● **Exercise goal**: Check each line of the material below, and copy it if it holds the string "WEBSTER".

— Begin —

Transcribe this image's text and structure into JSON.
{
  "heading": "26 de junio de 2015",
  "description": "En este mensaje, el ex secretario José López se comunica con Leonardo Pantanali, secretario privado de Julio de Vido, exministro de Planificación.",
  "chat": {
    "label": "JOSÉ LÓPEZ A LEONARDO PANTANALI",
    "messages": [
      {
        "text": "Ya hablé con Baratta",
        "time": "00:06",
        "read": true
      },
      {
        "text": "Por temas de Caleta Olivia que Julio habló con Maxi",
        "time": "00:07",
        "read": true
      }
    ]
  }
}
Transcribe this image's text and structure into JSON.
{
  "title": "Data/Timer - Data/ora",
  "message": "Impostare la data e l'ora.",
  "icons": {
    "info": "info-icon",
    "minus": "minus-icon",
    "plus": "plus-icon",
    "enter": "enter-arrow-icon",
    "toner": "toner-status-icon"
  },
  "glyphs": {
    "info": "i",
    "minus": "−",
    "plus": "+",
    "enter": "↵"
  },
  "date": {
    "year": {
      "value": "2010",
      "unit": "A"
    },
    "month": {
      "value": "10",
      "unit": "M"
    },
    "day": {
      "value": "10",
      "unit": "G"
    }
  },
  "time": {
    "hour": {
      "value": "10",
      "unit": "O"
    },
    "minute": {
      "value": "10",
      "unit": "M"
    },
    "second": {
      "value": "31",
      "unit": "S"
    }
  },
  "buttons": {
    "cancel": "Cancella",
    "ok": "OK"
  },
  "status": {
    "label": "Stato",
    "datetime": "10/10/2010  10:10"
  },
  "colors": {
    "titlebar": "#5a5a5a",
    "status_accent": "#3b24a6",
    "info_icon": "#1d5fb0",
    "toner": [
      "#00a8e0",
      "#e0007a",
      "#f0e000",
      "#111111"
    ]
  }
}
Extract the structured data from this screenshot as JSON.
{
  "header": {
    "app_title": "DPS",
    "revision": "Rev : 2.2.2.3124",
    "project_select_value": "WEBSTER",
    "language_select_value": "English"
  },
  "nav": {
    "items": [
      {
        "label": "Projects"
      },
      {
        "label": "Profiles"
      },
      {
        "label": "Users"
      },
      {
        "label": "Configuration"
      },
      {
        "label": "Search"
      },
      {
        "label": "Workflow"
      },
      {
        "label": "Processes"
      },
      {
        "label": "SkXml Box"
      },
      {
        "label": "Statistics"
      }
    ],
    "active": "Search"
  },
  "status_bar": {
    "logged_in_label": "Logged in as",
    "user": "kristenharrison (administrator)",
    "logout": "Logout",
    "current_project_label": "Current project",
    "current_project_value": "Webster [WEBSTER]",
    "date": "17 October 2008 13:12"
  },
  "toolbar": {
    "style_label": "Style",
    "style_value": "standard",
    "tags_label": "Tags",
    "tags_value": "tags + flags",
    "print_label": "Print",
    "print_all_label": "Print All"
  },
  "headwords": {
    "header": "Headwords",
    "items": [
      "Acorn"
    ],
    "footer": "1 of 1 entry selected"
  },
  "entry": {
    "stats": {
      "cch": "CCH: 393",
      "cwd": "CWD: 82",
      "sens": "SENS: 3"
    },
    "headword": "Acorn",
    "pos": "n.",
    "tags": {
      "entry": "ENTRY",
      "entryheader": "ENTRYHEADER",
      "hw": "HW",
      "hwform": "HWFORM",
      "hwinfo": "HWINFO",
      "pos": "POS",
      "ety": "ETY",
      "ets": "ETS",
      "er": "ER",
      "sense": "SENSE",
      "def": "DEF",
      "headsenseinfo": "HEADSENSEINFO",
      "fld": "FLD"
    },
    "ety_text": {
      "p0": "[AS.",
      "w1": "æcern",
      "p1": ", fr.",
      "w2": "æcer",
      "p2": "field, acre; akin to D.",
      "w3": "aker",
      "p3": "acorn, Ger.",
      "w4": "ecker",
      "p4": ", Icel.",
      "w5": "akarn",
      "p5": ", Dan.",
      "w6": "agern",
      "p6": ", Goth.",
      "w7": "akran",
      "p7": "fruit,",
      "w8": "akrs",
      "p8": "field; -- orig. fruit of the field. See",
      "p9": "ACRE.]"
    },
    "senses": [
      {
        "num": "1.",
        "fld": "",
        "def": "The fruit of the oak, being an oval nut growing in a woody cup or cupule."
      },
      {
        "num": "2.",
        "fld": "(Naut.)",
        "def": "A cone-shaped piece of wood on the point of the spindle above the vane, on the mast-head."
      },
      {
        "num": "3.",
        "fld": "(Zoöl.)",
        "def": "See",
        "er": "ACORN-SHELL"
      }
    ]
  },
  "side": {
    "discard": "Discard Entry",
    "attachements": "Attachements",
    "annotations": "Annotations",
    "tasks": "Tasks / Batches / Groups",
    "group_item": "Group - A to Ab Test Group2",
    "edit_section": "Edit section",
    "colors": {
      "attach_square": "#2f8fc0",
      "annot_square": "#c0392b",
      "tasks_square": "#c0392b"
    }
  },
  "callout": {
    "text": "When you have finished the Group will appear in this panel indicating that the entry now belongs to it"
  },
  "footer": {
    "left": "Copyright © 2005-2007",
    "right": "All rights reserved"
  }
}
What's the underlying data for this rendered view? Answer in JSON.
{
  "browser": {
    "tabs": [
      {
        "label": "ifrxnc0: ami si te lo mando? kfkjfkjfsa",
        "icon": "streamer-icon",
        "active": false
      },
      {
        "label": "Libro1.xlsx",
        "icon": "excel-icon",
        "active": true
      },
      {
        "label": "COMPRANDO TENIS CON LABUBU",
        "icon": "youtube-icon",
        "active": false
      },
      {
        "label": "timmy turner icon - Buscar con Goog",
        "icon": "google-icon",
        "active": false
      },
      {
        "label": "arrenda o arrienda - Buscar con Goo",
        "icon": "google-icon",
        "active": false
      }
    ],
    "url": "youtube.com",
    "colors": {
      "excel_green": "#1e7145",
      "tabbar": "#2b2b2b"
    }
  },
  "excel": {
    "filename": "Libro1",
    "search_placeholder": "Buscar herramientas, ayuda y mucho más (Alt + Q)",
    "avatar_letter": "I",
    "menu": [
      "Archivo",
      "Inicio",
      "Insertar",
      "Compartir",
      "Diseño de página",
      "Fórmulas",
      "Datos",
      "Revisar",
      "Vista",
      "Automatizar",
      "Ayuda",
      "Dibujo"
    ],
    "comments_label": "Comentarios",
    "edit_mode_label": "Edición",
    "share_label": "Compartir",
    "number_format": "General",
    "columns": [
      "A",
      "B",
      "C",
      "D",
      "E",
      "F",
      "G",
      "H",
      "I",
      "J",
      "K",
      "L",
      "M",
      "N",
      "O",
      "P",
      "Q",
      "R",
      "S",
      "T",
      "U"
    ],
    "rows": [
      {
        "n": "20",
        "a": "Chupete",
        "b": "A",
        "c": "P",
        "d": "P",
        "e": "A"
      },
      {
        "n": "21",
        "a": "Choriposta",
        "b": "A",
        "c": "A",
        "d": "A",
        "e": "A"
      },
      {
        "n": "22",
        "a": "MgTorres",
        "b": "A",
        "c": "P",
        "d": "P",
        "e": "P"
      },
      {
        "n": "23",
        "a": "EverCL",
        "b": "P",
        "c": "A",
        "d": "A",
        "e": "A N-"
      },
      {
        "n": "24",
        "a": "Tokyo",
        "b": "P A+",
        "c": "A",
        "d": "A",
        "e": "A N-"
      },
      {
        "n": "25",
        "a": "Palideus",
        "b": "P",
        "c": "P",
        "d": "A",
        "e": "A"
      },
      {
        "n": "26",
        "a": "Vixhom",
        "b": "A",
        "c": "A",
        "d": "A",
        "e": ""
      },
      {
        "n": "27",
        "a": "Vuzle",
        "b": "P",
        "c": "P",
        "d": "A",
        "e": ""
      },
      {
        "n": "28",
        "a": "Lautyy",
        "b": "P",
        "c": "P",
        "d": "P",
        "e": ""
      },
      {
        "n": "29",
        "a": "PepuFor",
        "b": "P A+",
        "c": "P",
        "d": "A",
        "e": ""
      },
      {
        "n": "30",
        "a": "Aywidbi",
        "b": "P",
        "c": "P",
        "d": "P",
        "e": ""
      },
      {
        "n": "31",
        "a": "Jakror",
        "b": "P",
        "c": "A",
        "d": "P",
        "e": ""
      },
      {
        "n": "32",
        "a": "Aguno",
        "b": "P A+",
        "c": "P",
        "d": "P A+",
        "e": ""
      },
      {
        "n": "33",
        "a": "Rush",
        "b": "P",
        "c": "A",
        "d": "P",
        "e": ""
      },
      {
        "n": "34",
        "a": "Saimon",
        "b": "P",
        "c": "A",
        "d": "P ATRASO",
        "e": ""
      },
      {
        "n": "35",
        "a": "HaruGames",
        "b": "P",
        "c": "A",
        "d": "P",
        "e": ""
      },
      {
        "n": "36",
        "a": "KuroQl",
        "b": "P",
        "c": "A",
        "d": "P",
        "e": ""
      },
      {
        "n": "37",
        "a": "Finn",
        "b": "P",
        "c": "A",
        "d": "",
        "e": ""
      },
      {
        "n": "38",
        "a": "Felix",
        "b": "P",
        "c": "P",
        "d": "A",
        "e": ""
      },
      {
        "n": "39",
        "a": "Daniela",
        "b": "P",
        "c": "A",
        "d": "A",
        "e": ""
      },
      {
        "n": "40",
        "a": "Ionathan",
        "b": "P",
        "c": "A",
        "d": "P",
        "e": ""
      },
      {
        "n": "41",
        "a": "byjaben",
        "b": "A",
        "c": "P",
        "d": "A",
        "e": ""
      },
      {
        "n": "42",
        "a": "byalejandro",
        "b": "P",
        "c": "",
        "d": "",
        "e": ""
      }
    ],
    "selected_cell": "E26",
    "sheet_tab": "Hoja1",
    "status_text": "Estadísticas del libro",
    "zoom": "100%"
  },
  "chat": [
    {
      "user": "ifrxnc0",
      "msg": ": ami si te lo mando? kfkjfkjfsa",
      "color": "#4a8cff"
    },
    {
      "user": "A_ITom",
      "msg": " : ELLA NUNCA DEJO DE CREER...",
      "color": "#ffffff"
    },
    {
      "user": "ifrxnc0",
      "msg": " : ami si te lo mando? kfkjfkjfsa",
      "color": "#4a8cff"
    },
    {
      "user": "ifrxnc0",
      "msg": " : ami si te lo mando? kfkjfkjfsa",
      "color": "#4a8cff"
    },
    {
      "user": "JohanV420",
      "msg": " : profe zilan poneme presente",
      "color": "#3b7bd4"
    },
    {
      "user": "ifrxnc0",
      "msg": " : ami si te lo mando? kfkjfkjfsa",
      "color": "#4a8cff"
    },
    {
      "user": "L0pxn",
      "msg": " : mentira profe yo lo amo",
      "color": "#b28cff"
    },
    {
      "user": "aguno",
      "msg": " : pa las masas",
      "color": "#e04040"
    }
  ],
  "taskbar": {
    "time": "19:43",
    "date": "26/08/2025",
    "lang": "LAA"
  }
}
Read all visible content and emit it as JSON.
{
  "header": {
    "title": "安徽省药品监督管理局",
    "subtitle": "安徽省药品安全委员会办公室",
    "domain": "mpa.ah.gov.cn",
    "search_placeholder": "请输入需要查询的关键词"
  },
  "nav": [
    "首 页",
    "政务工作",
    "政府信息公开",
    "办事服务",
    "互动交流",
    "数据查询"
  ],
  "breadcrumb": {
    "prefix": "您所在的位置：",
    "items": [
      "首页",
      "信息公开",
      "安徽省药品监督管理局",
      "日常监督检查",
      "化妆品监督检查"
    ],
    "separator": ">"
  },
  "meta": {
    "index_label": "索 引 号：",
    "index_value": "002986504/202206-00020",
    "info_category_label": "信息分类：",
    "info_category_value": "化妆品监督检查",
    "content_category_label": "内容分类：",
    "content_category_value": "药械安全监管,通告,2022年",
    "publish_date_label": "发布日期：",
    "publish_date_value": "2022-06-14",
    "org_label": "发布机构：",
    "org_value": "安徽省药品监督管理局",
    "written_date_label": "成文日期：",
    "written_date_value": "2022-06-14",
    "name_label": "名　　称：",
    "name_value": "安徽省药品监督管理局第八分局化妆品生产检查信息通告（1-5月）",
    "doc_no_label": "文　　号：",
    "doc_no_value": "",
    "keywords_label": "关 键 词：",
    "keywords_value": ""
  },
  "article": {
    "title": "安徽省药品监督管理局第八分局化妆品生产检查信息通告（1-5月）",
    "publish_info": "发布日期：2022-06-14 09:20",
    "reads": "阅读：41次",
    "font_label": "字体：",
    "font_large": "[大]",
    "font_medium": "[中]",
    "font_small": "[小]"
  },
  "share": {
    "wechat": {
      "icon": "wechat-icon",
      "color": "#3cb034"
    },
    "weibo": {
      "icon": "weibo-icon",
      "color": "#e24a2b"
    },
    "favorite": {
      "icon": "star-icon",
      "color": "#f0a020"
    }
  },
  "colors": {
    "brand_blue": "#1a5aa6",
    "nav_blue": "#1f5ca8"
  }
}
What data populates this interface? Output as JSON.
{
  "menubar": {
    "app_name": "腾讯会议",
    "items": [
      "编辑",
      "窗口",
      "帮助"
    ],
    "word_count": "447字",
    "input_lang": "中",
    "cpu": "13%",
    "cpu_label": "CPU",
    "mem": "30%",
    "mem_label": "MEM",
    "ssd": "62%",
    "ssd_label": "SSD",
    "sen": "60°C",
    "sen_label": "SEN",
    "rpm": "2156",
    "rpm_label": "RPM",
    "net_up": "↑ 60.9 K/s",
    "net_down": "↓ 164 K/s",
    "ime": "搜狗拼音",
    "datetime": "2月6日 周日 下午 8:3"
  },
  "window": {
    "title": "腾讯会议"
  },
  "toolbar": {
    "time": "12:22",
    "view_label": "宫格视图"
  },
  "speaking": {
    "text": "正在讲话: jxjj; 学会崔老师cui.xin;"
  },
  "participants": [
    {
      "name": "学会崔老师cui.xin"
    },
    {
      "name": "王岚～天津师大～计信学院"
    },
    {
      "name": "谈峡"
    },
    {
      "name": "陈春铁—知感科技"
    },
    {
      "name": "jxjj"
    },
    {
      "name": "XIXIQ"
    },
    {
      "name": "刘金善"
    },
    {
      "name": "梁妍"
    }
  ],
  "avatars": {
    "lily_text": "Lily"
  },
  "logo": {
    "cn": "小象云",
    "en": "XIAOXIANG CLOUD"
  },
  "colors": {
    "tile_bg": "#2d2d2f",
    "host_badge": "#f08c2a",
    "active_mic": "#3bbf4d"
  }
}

— End —

● **Worked solution**:
    "project_select_value": "WEBSTER",
    "current_project_value": "Webster [WEBSTER]",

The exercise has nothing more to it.